# What this task involves:
Present the following entries again, word for word and in full.

# Dataset records:
=======
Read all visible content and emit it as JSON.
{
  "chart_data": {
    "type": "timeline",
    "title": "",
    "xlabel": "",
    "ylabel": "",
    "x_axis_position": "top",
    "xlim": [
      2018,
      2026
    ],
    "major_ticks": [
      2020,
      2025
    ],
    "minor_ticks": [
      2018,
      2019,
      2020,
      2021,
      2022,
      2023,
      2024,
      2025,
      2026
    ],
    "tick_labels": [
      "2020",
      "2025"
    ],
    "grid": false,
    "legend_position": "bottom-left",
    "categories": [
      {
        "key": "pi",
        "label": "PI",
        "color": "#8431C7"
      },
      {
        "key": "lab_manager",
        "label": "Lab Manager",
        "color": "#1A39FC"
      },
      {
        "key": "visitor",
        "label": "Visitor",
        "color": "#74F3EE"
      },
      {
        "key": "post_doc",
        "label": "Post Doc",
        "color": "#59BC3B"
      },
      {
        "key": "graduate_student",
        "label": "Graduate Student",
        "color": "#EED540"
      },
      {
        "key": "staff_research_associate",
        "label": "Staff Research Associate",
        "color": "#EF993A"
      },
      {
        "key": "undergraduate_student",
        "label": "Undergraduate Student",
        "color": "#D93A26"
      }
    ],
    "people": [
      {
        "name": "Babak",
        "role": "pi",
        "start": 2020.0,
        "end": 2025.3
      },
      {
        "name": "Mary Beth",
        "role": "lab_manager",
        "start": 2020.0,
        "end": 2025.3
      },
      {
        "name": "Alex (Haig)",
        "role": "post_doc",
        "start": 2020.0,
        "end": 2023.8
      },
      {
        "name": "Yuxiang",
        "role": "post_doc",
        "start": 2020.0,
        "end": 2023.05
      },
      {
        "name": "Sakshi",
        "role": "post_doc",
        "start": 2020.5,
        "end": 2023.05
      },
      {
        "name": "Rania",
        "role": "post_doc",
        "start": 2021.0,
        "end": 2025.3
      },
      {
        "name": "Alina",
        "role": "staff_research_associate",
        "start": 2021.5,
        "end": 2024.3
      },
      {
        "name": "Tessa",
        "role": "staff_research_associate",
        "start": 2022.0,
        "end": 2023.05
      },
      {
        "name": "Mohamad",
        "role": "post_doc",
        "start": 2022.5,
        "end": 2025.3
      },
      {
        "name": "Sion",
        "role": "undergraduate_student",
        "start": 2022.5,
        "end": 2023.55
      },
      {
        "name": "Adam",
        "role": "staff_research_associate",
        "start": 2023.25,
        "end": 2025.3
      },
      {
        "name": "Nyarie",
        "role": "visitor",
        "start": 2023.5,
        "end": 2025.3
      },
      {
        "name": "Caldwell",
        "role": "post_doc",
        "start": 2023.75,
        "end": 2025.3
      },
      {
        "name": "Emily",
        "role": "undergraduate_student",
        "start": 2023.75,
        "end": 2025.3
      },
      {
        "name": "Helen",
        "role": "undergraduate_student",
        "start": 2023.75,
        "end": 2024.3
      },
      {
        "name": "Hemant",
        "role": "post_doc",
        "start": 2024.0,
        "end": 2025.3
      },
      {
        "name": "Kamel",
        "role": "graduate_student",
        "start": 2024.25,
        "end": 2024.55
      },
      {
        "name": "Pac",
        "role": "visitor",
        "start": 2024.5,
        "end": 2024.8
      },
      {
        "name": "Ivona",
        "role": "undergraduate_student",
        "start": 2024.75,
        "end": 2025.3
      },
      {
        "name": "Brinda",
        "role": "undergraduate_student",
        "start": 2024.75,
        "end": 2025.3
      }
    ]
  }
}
=======
# Exercise answer:
Read all visible content and emit it as JSON.
{
  "chart_data": {
    "type": "timeline",
    "title": "",
    "xlabel": "",
    "ylabel": "",
    "x_axis_position": "top",
    "xlim": [
      2018,
      2026
    ],
    "major_ticks": [
      2020,
      2025
    ],
    "minor_ticks": [
      2018,
      2019,
      2020,
      2021,
      2022,
      2023,
      2024,
      2025,
      2026
    ],
    "tick_labels": [
      "2020",
      "2025"
    ],
    "grid": false,
    "legend_position": "bottom-left",
    "categories": [
      {
        "key": "pi",
        "label": "PI",
        "color": "#8431C7"
      },
      {
        "key": "lab_manager",
        "label": "Lab Manager",
        "color": "#1A39FC"
      },
      {
        "key": "visitor",
        "label": "Visitor",
        "color": "#74F3EE"
      },
      {
        "key": "post_doc",
        "label": "Post Doc",
        "color": "#59BC3B"
      },
      {
        "key": "graduate_student",
        "label": "Graduate Student",
        "color": "#EED540"
      },
      {
        "key": "staff_research_associate",
        "label": "Staff Research Associate",
        "color": "#EF993A"
      },
      {
        "key": "undergraduate_student",
        "label": "Undergraduate Student",
        "color": "#D93A26"
      }
    ],
    "people": [
      {
        "name": "Babak",
        "role": "pi",
        "start": 2020.0,
        "end": 2025.3
      },
      {
        "name": "Mary Beth",
        "role": "lab_manager",
        "start": 2020.0,
        "end": 2025.3
      },
      {
        "name": "Alex (Haig)",
        "role": "post_doc",
        "start": 2020.0,
        "end": 2023.8
      },
      {
        "name": "Yuxiang",
        "role": "post_doc",
        "start": 2020.0,
        "end": 2023.05
      },
      {
        "name": "Sakshi",
        "role": "post_doc",
        "start": 2020.5,
        "end": 2023.05
      },
      {
        "name": "Rania",
        "role": "post_doc",
        "start": 2021.0,
        "end": 2025.3
      },
      {
        "name": "Alina",
        "role": "staff_research_associate",
        "start": 2021.5,
        "end": 2024.3
      },
      {
        "name": "Tessa",
        "role": "staff_research_associate",
        "start": 2022.0,
        "end": 2023.05
      },
      {
        "name": "Mohamad",
        "role": "post_doc",
        "start": 2022.5,
        "end": 2025.3
      },
      {
        "name": "Sion",
        "role": "undergraduate_student",
        "start": 2022.5,
        "end": 2023.55
      },
      {
        "name": "Adam",
        "role": "staff_research_associate",
        "start": 2023.25,
        "end": 2025.3
      },
      {
        "name": "Nyarie",
        "role": "visitor",
        "start": 2023.5,
        "end": 2025.3
      },
      {
        "name": "Caldwell",
        "role": "post_doc",
        "start": 2023.75,
        "end": 2025.3
      },
      {
        "name": "Emily",
        "role": "undergraduate_student",
        "start": 2023.75,
        "end": 2025.3
      },
      {
        "name": "Helen",
        "role": "undergraduate_student",
        "start": 2023.75,
        "end": 2024.3
      },
      {
        "name": "Hemant",
        "role": "post_doc",
        "start": 2024.0,
        "end": 2025.3
      },
      {
        "name": "Kamel",
        "role": "graduate_student",
        "start": 2024.25,
        "end": 2024.55
      },
      {
        "name": "Pac",
        "role": "visitor",
        "start": 2024.5,
        "end": 2024.8
      },
      {
        "name": "Ivona",
        "role": "undergraduate_student",
        "start": 2024.75,
        "end": 2025.3
      },
      {
        "name": "Brinda",
        "role": "undergraduate_student",
        "start": 2024.75,
        "end": 2025.3
      }
    ]
  }
}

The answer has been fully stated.